Stated exercise 1: In the entries, edit the part that opens with the line containing "bar-label: Goals per" and closes with the line containing "left-side: R — [10, 120, 120, 396]", replacing "bar-label" with "bar-caption" and leaving everything else unchanged. Return only those lines.
--- Selected extract ---
# E-book content based recommendation

In this notebook we'll explore content based book recommendations using a subset of ebook data taken from [Gutenberg](https://www.gutenberg.org). Using a variety of nlp libraries like gensim, spacy and nltk, we'll expose hidden patterns which will help us provide accurate content based recommendations! Along the way, we'll explore the most common parts of speech inside the text of our choice to help us better understand the data we're working with.

## Imports

In [15]:
import pickle
import glob
import re, os
import pandas as pd

from gensim import corpora
from gensim.models import TfidfModel
from gensim import similarities

import spacy
from spacy.lang.en import English

import nltk
from nltk.stem import PorterStemmer

from scipy.cluster import hierarchy

from tqdm.notebook import trange, tqdm
from tqdm import tqdm_gui
import time

import plotly.graph_objs as go
import plotly.io as pio
import plotly.express as px
import plotly.figure_factory as ff

In [16]:
nltk.download('averaged_perceptron_tagger')

[nltk_data] Downloading package averaged_perceptron_tagger to
[nltk_data]     /home/jovyan/nltk_data...
[nltk_data]   Package averaged_perceptron_tagger is already up-to-
[nltk_data]       date!


True

## Loading in data

In [17]:
# defining folder where data is kept
# using glob to import the files from the defined folder

os.chdir("/home/jovyan/work/recs/")

folder = "data/"

files = glob.glob(folder+ '*.txt')
files.sort()
--- Supplied records ---
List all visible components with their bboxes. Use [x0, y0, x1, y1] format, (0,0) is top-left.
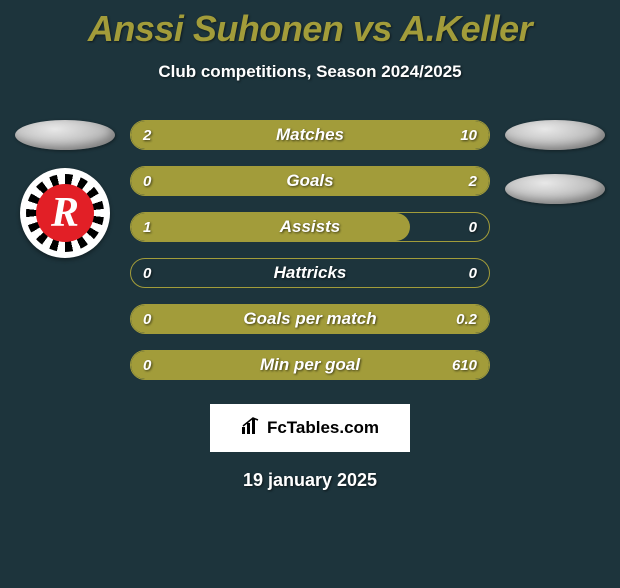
bar-label: Goals per match — [131, 305, 489, 333]
bar-label: Goals — [131, 167, 489, 195]
player-photo-placeholder-right — [505, 120, 605, 150]
stat-bar: 0610Min per goal — [130, 350, 490, 380]
chart-icon — [241, 417, 261, 440]
club-logo-inner: R — [36, 184, 94, 242]
stat-bar: 10Assists — [130, 212, 490, 242]
left-side: R — [10, 120, 120, 396]
bar-label: Assists — [131, 213, 489, 241]
attribution-text: FcTables.com — [267, 418, 379, 438]
club-logo-placeholder-right — [505, 174, 605, 204]
stat-bar: 02Goals — [130, 166, 490, 196]
player-photo-placeholder-left — [15, 120, 115, 150]
stat-bars: 210Matches 02Goals 10Assists 00Hattricks 00.… — [120, 120, 500, 396]
bar-label: Hattricks — [131, 259, 489, 287]
club-logo-letter: R — [51, 189, 79, 237]
stat-bar: 00Hattricks — [130, 258, 490, 288]
snapshot-date: 19 january 2025 — [0, 470, 620, 491]
comparison-title: Anssi Suhonen vs A.Keller — [0, 8, 620, 50]
attribution-badge: FcTables.com — [210, 404, 410, 452]
right-side — [500, 120, 610, 396]
bar-label: Matches — [131, 121, 489, 149]
stat-bar: 210Matches — [130, 120, 490, 150]
stat-bar: 00.2Goals per match — [130, 304, 490, 334]
comparison-subtitle: Club competitions, Season 2024/2025 — [0, 62, 620, 82]
club-logo-left: R — [20, 168, 110, 258]
bar-label: Min per goal — [131, 351, 489, 379]
comparison-content: R 210Matches 02Goals 10Assists 00Hattricks 0… — [0, 120, 620, 396]
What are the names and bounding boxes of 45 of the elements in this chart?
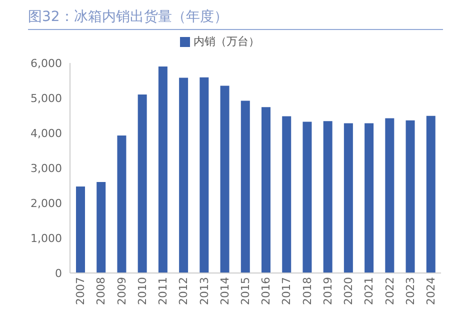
---
Stated exercise 2: From the e-book recommendation notebook, echo the part that opens with the words containing "# E-book content" and closes with "we're working with.".

Full response 1:
bar-caption: Goals per match — [131, 305, 489, 333]
bar-caption: Goals — [131, 167, 489, 195]
player-photo-placeholder-right — [505, 120, 605, 150]
stat-bar: 0610Min per goal — [130, 350, 490, 380]
chart-icon — [241, 417, 261, 440]
club-logo-inner: R — [36, 184, 94, 242]
stat-bar: 10Assists — [130, 212, 490, 242]
left-side: R — [10, 120, 120, 396]

Full response 2:
# E-book content based recommendation

In this notebook we'll explore content based book recommendations using a subset of ebook data taken from [Gutenberg](https://www.gutenberg.org). Using a variety of nlp libraries like gensim, spacy and nltk, we'll expose hidden patterns which will help us provide accurate content based recommendations! Along the way, we'll explore the most common parts of speech inside the text of our choice to help us better understand the data we're working with.